Write out all of the lines below, exactly and completely.

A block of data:
## Start

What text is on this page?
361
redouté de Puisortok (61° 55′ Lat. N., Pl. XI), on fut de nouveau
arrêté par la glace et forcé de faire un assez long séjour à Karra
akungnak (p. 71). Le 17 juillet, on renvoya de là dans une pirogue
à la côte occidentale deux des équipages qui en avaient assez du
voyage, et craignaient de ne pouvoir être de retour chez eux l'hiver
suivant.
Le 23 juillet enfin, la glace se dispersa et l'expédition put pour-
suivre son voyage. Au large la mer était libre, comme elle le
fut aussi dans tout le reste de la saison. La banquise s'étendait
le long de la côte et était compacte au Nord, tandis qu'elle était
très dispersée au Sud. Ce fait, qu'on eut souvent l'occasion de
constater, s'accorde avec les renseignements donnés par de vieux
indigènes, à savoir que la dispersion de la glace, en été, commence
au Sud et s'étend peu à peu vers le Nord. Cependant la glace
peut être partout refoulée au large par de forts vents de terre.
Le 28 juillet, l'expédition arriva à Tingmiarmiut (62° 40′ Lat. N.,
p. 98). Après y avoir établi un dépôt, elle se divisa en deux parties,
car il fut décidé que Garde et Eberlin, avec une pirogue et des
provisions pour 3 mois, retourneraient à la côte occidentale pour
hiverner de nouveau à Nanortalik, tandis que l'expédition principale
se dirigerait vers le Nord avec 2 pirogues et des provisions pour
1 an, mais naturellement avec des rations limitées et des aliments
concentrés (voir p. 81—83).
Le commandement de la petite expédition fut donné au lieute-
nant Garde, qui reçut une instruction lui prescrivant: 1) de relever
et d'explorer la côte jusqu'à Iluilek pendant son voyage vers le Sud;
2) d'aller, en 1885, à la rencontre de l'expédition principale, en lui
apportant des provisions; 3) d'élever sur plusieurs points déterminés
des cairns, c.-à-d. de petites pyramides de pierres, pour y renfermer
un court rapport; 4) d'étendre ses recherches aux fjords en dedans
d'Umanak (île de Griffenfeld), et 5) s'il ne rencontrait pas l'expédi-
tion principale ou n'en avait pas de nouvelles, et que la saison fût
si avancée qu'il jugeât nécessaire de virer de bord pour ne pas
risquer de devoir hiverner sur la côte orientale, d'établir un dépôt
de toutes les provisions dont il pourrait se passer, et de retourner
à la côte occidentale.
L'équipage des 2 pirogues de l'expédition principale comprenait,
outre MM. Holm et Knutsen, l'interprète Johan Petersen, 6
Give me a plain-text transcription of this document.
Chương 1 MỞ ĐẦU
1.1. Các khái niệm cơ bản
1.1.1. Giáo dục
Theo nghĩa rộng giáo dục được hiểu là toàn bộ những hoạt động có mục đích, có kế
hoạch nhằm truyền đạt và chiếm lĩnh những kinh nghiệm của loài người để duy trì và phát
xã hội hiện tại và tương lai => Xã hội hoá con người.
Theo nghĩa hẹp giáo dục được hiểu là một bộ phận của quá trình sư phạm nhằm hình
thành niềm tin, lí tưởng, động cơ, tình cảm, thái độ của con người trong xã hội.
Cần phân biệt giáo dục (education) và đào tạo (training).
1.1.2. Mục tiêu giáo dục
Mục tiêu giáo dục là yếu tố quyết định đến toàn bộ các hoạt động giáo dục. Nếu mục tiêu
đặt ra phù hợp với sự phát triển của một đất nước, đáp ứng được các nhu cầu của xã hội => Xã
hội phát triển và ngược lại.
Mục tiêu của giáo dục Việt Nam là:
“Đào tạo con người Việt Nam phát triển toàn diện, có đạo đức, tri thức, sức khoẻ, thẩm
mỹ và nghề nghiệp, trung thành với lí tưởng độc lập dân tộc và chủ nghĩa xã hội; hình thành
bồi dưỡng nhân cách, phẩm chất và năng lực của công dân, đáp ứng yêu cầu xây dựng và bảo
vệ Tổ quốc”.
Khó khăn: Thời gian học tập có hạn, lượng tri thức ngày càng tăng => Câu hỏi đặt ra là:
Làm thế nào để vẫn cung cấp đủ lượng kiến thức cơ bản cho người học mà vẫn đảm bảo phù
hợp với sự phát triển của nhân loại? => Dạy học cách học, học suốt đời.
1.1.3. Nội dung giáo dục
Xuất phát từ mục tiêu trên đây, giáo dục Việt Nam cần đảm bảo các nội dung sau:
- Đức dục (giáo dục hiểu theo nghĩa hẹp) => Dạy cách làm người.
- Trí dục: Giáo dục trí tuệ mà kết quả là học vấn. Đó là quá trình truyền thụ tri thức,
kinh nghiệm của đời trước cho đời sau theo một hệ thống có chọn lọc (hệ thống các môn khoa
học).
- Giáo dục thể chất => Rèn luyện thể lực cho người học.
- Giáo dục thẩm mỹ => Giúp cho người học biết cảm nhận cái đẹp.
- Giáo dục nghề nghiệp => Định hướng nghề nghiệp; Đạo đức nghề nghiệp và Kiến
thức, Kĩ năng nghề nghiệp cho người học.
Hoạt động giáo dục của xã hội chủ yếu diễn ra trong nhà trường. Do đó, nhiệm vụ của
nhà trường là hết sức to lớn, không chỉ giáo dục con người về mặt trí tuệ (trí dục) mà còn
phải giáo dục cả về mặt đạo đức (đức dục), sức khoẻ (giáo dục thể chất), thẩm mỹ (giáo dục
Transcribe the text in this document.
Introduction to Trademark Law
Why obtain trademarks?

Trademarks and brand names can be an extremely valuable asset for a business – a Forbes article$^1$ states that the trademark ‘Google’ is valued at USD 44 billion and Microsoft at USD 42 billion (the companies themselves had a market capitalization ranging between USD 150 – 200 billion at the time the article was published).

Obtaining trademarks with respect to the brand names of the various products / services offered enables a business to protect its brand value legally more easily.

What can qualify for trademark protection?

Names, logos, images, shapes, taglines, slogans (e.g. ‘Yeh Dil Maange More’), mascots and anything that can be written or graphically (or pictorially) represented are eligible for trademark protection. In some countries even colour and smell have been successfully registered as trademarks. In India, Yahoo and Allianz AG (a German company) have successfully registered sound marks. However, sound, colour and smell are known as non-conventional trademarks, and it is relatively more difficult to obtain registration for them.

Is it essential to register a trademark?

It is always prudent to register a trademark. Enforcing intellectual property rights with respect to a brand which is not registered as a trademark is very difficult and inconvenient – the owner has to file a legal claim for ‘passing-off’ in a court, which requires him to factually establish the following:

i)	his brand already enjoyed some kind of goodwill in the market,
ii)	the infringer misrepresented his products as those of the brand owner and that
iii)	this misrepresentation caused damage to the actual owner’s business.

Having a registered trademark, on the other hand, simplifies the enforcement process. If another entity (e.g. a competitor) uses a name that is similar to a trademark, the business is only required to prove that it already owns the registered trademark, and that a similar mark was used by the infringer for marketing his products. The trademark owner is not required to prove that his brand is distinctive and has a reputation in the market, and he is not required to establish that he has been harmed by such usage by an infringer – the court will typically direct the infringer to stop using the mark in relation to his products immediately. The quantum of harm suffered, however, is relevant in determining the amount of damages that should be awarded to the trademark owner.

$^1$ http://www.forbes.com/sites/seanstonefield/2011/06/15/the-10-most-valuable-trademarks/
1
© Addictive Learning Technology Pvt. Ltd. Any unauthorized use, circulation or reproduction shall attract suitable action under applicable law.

## End

EXPECTED OUTPUT:
What text is on this page?
361
redouté de Puisortok (61° 55′ Lat. N., Pl. XI), on fut de nouveau
arrêté par la glace et forcé de faire un assez long séjour à Karra
akungnak (p. 71). Le 17 juillet, on renvoya de là dans une pirogue
à la côte occidentale deux des équipages qui en avaient assez du
voyage, et craignaient de ne pouvoir être de retour chez eux l'hiver
suivant.
Le 23 juillet enfin, la glace se dispersa et l'expédition put pour-
suivre son voyage. Au large la mer était libre, comme elle le
fut aussi dans tout le reste de la saison. La banquise s'étendait
le long de la côte et était compacte au Nord, tandis qu'elle était
très dispersée au Sud. Ce fait, qu'on eut souvent l'occasion de
constater, s'accorde avec les renseignements donnés par de vieux
indigènes, à savoir que la dispersion de la glace, en été, commence
au Sud et s'étend peu à peu vers le Nord. Cependant la glace
peut être partout refoulée au large par de forts vents de terre.
Le 28 juillet, l'expédition arriva à Tingmiarmiut (62° 40′ Lat. N.,
p. 98). Après y avoir établi un dépôt, elle se divisa en deux parties,
car il fut décidé que Garde et Eberlin, avec une pirogue et des
provisions pour 3 mois, retourneraient à la côte occidentale pour
hiverner de nouveau à Nanortalik, tandis que l'expédition principale
se dirigerait vers le Nord avec 2 pirogues et des provisions pour
1 an, mais naturellement avec des rations limitées et des aliments
concentrés (voir p. 81—83).
Le commandement de la petite expédition fut donné au lieute-
nant Garde, qui reçut une instruction lui prescrivant: 1) de relever
et d'explorer la côte jusqu'à Iluilek pendant son voyage vers le Sud;
2) d'aller, en 1885, à la rencontre de l'expédition principale, en lui
apportant des provisions; 3) d'élever sur plusieurs points déterminés
des cairns, c.-à-d. de petites pyramides de pierres, pour y renfermer
un court rapport; 4) d'étendre ses recherches aux fjords en dedans
d'Umanak (île de Griffenfeld), et 5) s'il ne rencontrait pas l'expédi-
tion principale ou n'en avait pas de nouvelles, et que la saison fût
si avancée qu'il jugeât nécessaire de virer de bord pour ne pas
risquer de devoir hiverner sur la côte orientale, d'établir un dépôt
de toutes les provisions dont il pourrait se passer, et de retourner
à la côte occidentale.
L'équipage des 2 pirogues de l'expédition principale comprenait,
outre MM. Holm et Knutsen, l'interprète Johan Petersen, 6
Give me a plain-text transcription of this document.
Chương 1 MỞ ĐẦU
1.1. Các khái niệm cơ bản
1.1.1. Giáo dục
Theo nghĩa rộng giáo dục được hiểu là toàn bộ những hoạt động có mục đích, có kế
hoạch nhằm truyền đạt và chiếm lĩnh những kinh nghiệm của loài người để duy trì và phát
xã hội hiện tại và tương lai => Xã hội hoá con người.
Theo nghĩa hẹp giáo dục được hiểu là một bộ phận của quá trình sư phạm nhằm hình
thành niềm tin, lí tưởng, động cơ, tình cảm, thái độ của con người trong xã hội.
Cần phân biệt giáo dục (education) và đào tạo (training).
1.1.2. Mục tiêu giáo dục
Mục tiêu giáo dục là yếu tố quyết định đến toàn bộ các hoạt động giáo dục. Nếu mục tiêu
đặt ra phù hợp với sự phát triển của một đất nước, đáp ứng được các nhu cầu của xã hội => Xã
hội phát triển và ngược lại.
Mục tiêu của giáo dục Việt Nam là:
“Đào tạo con người Việt Nam phát triển toàn diện, có đạo đức, tri thức, sức khoẻ, thẩm
mỹ và nghề nghiệp, trung thành với lí tưởng độc lập dân tộc và chủ nghĩa xã hội; hình thành
bồi dưỡng nhân cách, phẩm chất và năng lực của công dân, đáp ứng yêu cầu xây dựng và bảo
vệ Tổ quốc”.
Khó khăn: Thời gian học tập có hạn, lượng tri thức ngày càng tăng => Câu hỏi đặt ra là:
Làm thế nào để vẫn cung cấp đủ lượng kiến thức cơ bản cho người học mà vẫn đảm bảo phù
hợp với sự phát triển của nhân loại? => Dạy học cách học, học suốt đời.
1.1.3. Nội dung giáo dục
Xuất phát từ mục tiêu trên đây, giáo dục Việt Nam cần đảm bảo các nội dung sau:
- Đức dục (giáo dục hiểu theo nghĩa hẹp) => Dạy cách làm người.
- Trí dục: Giáo dục trí tuệ mà kết quả là học vấn. Đó là quá trình truyền thụ tri thức,
kinh nghiệm của đời trước cho đời sau theo một hệ thống có chọn lọc (hệ thống các môn khoa
học).
- Giáo dục thể chất => Rèn luyện thể lực cho người học.
- Giáo dục thẩm mỹ => Giúp cho người học biết cảm nhận cái đẹp.
- Giáo dục nghề nghiệp => Định hướng nghề nghiệp; Đạo đức nghề nghiệp và Kiến
thức, Kĩ năng nghề nghiệp cho người học.
Hoạt động giáo dục của xã hội chủ yếu diễn ra trong nhà trường. Do đó, nhiệm vụ của
nhà trường là hết sức to lớn, không chỉ giáo dục con người về mặt trí tuệ (trí dục) mà còn
phải giáo dục cả về mặt đạo đức (đức dục), sức khoẻ (giáo dục thể chất), thẩm mỹ (giáo dục
Transcribe the text in this document.
Introduction to Trademark Law
Why obtain trademarks?

Trademarks and brand names can be an extremely valuable asset for a business – a Forbes article$^1$ states that the trademark ‘Google’ is valued at USD 44 billion and Microsoft at USD 42 billion (the companies themselves had a market capitalization ranging between USD 150 – 200 billion at the time the article was published).

Obtaining trademarks with respect to the brand names of the various products / services offered enables a business to protect its brand value legally more easily.

What can qualify for trademark protection?

Names, logos, images, shapes, taglines, slogans (e.g. ‘Yeh Dil Maange More’), mascots and anything that can be written or graphically (or pictorially) represented are eligible for trademark protection. In some countries even colour and smell have been successfully registered as trademarks. In India, Yahoo and Allianz AG (a German company) have successfully registered sound marks. However, sound, colour and smell are known as non-conventional trademarks, and it is relatively more difficult to obtain registration for them.

Is it essential to register a trademark?

It is always prudent to register a trademark. Enforcing intellectual property rights with respect to a brand which is not registered as a trademark is very difficult and inconvenient – the owner has to file a legal claim for ‘passing-off’ in a court, which requires him to factually establish the following:

i)	his brand already enjoyed some kind of goodwill in the market,
ii)	the infringer misrepresented his products as those of the brand owner and that
iii)	this misrepresentation caused damage to the actual owner’s business.

Having a registered trademark, on the other hand, simplifies the enforcement process. If another entity (e.g. a competitor) uses a name that is similar to a trademark, the business is only required to prove that it already owns the registered trademark, and that a similar mark was used by the infringer for marketing his products. The trademark owner is not required to prove that his brand is distinctive and has a reputation in the market, and he is not required to establish that he has been harmed by such usage by an infringer – the court will typically direct the infringer to stop using the mark in relation to his products immediately. The quantum of harm suffered, however, is relevant in determining the amount of damages that should be awarded to the trademark owner.

$^1$ http://www.forbes.com/sites/seanstonefield/2011/06/15/the-10-most-valuable-trademarks/
1
© Addictive Learning Technology Pvt. Ltd. Any unauthorized use, circulation or reproduction shall attract suitable action under applicable law.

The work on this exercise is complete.